Stated problem: Every record should be written out exactly, with the pictures left out.

◆ ◆ ◆

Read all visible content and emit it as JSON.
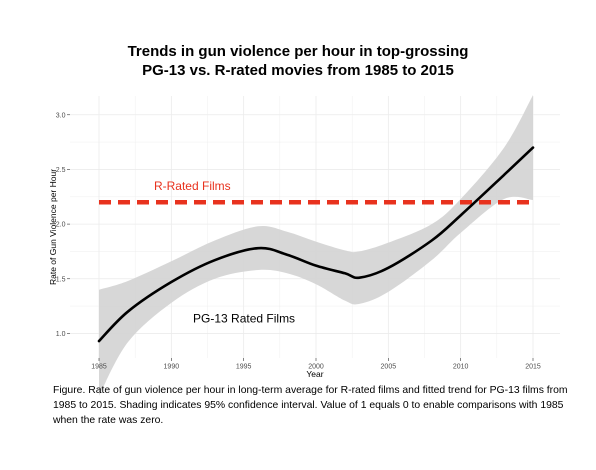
{
  "chart_data": {
    "type": "line",
    "title": [
      "Trends in gun violence per hour in top-grossing",
      "PG-13 vs. R-rated movies from 1985 to 2015"
    ],
    "xlabel": "Year",
    "ylabel": "Rate of Gun Violence per Hour",
    "xlim": [
      1985,
      2015
    ],
    "ylim": [
      0.5,
      3.2
    ],
    "x_ticks": [
      1985,
      1990,
      1995,
      2000,
      2005,
      2010,
      2015
    ],
    "y_ticks": [
      1.0,
      1.5,
      2.0,
      2.5,
      3.0
    ],
    "x_tick_labels": [
      "1985",
      "1990",
      "1995",
      "2000",
      "2005",
      "2010",
      "2015"
    ],
    "y_tick_labels": [
      "1.0",
      "1.5",
      "2.0",
      "2.5",
      "3.0"
    ],
    "grid": true,
    "series": [
      {
        "name": "PG-13 Rated Films",
        "style": "solid",
        "color": "#000000",
        "x": [
          1985,
          1987,
          1990,
          1993,
          1996,
          1998,
          2000,
          2002,
          2003,
          2005,
          2008,
          2010,
          2013,
          2015
        ],
        "y": [
          0.93,
          1.2,
          1.47,
          1.67,
          1.78,
          1.72,
          1.62,
          1.55,
          1.51,
          1.6,
          1.85,
          2.08,
          2.45,
          2.7
        ],
        "ci_upper": [
          1.4,
          1.48,
          1.66,
          1.85,
          1.98,
          1.93,
          1.84,
          1.76,
          1.75,
          1.83,
          2.0,
          2.23,
          2.7,
          3.18
        ],
        "ci_lower": [
          0.43,
          0.92,
          1.28,
          1.5,
          1.58,
          1.55,
          1.45,
          1.3,
          1.27,
          1.38,
          1.67,
          1.92,
          2.23,
          2.22
        ]
      },
      {
        "name": "R-Rated Films",
        "style": "dashed",
        "color": "#e8321e",
        "x": [
          1985,
          2015
        ],
        "y": [
          2.2,
          2.2
        ]
      }
    ],
    "annotations": [
      {
        "text": "R-Rated Films",
        "x": 1988.8,
        "y": 2.31,
        "color": "#e8321e"
      },
      {
        "text": "PG-13 Rated Films",
        "x": 1991.5,
        "y": 1.1,
        "color": "#000000"
      }
    ],
    "ci_fill": "#d3d3d3",
    "panel_bg": "#ffffff",
    "grid_color": "#ebebeb"
  },
  "caption": "Figure. Rate of gun violence per hour in long-term average for R-rated films and fitted trend for PG-13 films from 1985 to 2015.  Shading indicates 95% confidence interval. Value of 1 equals 0 to enable comparisons with 1985 when the rate was zero."
}
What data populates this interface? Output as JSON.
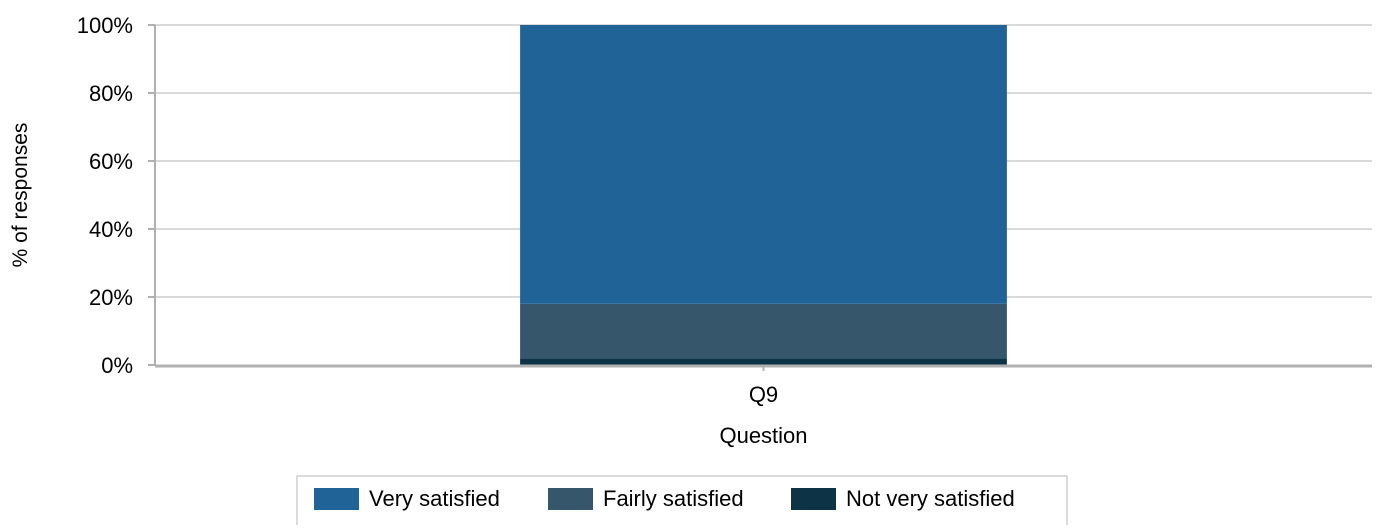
{
  "chart_data": {
    "type": "bar",
    "stacked": true,
    "categories": [
      "Q9"
    ],
    "series": [
      {
        "name": "Not very satisfied",
        "values": [
          2
        ],
        "color": "#0d3446"
      },
      {
        "name": "Fairly satisfied",
        "values": [
          16
        ],
        "color": "#36566c"
      },
      {
        "name": "Very satisfied",
        "values": [
          82
        ],
        "color": "#206497"
      }
    ],
    "xlabel": "Question",
    "ylabel": "% of responses",
    "ylim": [
      0,
      100
    ],
    "yticks": [
      "0%",
      "20%",
      "40%",
      "60%",
      "80%",
      "100%"
    ],
    "grid": true,
    "legend": {
      "position": "bottom-center",
      "order": [
        "Very satisfied",
        "Fairly satisfied",
        "Not very satisfied"
      ]
    },
    "colors": {
      "gridline": "#d9d9d9",
      "axis": "#b0b0b0",
      "text": "#000000"
    }
  }
}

◆ ◆ ◆

Solved problem:
Read all visible content and emit it as JSON.
{
  "chart_data": {
    "type": "line",
    "title": [
      "Trends in gun violence per hour in top-grossing",
      "PG-13 vs. R-rated movies from 1985 to 2015"
    ],
    "xlabel": "Year",
    "ylabel": "Rate of Gun Violence per Hour",
    "xlim": [
      1985,
      2015
    ],
    "ylim": [
      0.5,
      3.2
    ],
    "x_ticks": [
      1985,
      1990,
      1995,
      2000,
      2005,
      2010,
      2015
    ],
    "y_ticks": [
      1.0,
      1.5,
      2.0,
      2.5,
      3.0
    ],
    "x_tick_labels": [
      "1985",
      "1990",
      "1995",
      "2000",
      "2005",
      "2010",
      "2015"
    ],
    "y_tick_labels": [
      "1.0",
      "1.5",
      "2.0",
      "2.5",
      "3.0"
    ],
    "grid": true,
    "series": [
      {
        "name": "PG-13 Rated Films",
        "style": "solid",
        "color": "#000000",
        "x": [
          1985,
          1987,
          1990,
          1993,
          1996,
          1998,
          2000,
          2002,
          2003,
          2005,
          2008,
          2010,
          2013,
          2015
        ],
        "y": [
          0.93,
          1.2,
          1.47,
          1.67,
          1.78,
          1.72,
          1.62,
          1.55,
          1.51,
          1.6,
          1.85,
          2.08,
          2.45,
          2.7
        ],
        "ci_upper": [
          1.4,
          1.48,
          1.66,
          1.85,
          1.98,
          1.93,
          1.84,
          1.76,
          1.75,
          1.83,
          2.0,
          2.23,
          2.7,
          3.18
        ],
        "ci_lower": [
          0.43,
          0.92,
          1.28,
          1.5,
          1.58,
          1.55,
          1.45,
          1.3,
          1.27,
          1.38,
          1.67,
          1.92,
          2.23,
          2.22
        ]
      },
      {
        "name": "R-Rated Films",
        "style": "dashed",
        "color": "#e8321e",
        "x": [
          1985,
          2015
        ],
        "y": [
          2.2,
          2.2
        ]
      }
    ],
    "annotations": [
      {
        "text": "R-Rated Films",
        "x": 1988.8,
        "y": 2.31,
        "color": "#e8321e"
      },
      {
        "text": "PG-13 Rated Films",
        "x": 1991.5,
        "y": 1.1,
        "color": "#000000"
      }
    ],
    "ci_fill": "#d3d3d3",
    "panel_bg": "#ffffff",
    "grid_color": "#ebebeb"
  },
  "caption": "Figure. Rate of gun violence per hour in long-term average for R-rated films and fitted trend for PG-13 films from 1985 to 2015.  Shading indicates 95% confidence interval. Value of 1 equals 0 to enable comparisons with 1985 when the rate was zero."
}
What data populates this interface? Output as JSON.
{
  "chart_data": {
    "type": "bar",
    "stacked": true,
    "categories": [
      "Q9"
    ],
    "series": [
      {
        "name": "Not very satisfied",
        "values": [
          2
        ],
        "color": "#0d3446"
      },
      {
        "name": "Fairly satisfied",
        "values": [
          16
        ],
        "color": "#36566c"
      },
      {
        "name": "Very satisfied",
        "values": [
          82
        ],
        "color": "#206497"
      }
    ],
    "xlabel": "Question",
    "ylabel": "% of responses",
    "ylim": [
      0,
      100
    ],
    "yticks": [
      "0%",
      "20%",
      "40%",
      "60%",
      "80%",
      "100%"
    ],
    "grid": true,
    "legend": {
      "position": "bottom-center",
      "order": [
        "Very satisfied",
        "Fairly satisfied",
        "Not very satisfied"
      ]
    },
    "colors": {
      "gridline": "#d9d9d9",
      "axis": "#b0b0b0",
      "text": "#000000"
    }
  }
}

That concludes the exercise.